* Begin Record set *

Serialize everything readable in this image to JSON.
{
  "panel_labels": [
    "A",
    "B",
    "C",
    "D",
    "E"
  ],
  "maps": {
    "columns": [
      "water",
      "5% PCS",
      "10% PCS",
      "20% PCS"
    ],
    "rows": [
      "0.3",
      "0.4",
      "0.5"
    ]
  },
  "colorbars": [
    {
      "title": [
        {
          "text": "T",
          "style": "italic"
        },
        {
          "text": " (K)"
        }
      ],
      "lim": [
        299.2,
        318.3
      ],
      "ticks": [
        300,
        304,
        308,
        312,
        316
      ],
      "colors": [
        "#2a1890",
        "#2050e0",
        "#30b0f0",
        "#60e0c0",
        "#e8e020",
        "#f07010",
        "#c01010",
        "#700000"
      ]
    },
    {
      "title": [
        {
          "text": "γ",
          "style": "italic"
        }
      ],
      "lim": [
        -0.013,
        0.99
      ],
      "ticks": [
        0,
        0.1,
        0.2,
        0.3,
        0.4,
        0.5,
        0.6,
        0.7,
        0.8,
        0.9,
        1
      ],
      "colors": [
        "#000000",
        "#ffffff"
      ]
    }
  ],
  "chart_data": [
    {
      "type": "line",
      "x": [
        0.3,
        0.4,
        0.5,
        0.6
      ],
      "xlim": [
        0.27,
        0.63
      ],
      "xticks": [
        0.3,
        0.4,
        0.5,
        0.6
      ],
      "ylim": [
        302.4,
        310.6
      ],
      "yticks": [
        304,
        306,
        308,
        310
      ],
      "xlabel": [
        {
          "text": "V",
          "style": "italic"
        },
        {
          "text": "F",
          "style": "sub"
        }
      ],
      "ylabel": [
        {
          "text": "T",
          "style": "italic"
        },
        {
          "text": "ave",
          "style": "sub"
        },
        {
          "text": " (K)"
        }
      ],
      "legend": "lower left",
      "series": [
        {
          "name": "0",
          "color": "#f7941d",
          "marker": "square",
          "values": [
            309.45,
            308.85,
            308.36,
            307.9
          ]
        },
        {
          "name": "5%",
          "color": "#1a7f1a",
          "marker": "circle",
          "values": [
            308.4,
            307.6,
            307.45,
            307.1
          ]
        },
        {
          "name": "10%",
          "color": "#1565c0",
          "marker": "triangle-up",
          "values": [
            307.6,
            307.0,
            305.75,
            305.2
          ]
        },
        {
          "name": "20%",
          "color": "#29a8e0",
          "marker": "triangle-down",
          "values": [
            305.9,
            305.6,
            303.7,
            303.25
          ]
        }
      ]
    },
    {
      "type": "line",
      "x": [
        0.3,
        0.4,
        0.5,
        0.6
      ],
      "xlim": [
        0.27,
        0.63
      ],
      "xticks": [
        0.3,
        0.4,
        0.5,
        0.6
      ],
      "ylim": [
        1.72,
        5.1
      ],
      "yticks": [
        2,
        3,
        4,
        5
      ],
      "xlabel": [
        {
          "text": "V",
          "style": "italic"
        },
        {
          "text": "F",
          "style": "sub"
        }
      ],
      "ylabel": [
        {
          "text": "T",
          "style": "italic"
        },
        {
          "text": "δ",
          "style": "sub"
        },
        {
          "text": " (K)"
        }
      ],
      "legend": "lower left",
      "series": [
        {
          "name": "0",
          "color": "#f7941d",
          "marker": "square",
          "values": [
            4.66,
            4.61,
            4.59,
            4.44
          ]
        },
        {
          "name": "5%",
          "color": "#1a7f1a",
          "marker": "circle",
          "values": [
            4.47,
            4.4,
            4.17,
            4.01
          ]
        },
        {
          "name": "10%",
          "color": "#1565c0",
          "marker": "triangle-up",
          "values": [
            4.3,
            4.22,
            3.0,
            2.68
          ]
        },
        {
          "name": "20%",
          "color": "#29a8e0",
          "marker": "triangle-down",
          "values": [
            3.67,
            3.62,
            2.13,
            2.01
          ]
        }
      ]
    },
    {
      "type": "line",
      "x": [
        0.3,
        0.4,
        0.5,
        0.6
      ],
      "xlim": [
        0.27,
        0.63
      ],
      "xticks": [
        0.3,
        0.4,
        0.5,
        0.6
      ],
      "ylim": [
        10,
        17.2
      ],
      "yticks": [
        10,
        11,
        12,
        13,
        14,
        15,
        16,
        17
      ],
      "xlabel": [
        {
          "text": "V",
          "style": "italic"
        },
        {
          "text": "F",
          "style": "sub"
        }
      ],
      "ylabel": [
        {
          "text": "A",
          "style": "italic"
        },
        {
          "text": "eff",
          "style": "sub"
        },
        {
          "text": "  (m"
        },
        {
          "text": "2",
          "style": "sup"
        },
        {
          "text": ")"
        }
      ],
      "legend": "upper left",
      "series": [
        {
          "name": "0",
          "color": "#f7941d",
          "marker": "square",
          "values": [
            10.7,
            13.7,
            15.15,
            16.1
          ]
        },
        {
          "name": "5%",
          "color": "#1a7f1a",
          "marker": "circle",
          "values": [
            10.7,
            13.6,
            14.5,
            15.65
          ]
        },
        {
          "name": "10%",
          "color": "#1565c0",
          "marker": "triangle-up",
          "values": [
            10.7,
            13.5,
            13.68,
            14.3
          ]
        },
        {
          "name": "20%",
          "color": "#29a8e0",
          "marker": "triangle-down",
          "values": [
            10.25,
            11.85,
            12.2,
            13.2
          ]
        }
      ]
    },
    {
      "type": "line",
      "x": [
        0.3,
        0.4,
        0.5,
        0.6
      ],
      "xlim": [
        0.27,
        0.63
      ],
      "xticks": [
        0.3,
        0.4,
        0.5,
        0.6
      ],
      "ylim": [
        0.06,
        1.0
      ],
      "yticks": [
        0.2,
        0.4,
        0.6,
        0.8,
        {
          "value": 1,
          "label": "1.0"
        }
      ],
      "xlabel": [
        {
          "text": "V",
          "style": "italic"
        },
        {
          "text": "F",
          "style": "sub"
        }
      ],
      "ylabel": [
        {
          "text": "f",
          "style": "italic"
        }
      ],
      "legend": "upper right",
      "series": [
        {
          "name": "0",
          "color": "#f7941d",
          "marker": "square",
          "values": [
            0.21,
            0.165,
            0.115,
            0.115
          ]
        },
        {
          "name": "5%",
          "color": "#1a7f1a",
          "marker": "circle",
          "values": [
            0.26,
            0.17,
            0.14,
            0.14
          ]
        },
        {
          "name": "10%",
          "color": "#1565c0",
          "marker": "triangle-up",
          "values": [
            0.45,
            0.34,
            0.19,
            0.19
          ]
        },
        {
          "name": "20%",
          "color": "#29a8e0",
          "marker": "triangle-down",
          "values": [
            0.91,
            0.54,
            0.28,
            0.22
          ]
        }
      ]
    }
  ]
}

* End Record set *

## Prompt
Read through the entries and copy each line in which "upper" appears.

## Response
      "legend": "upper left",
      "legend": "upper right",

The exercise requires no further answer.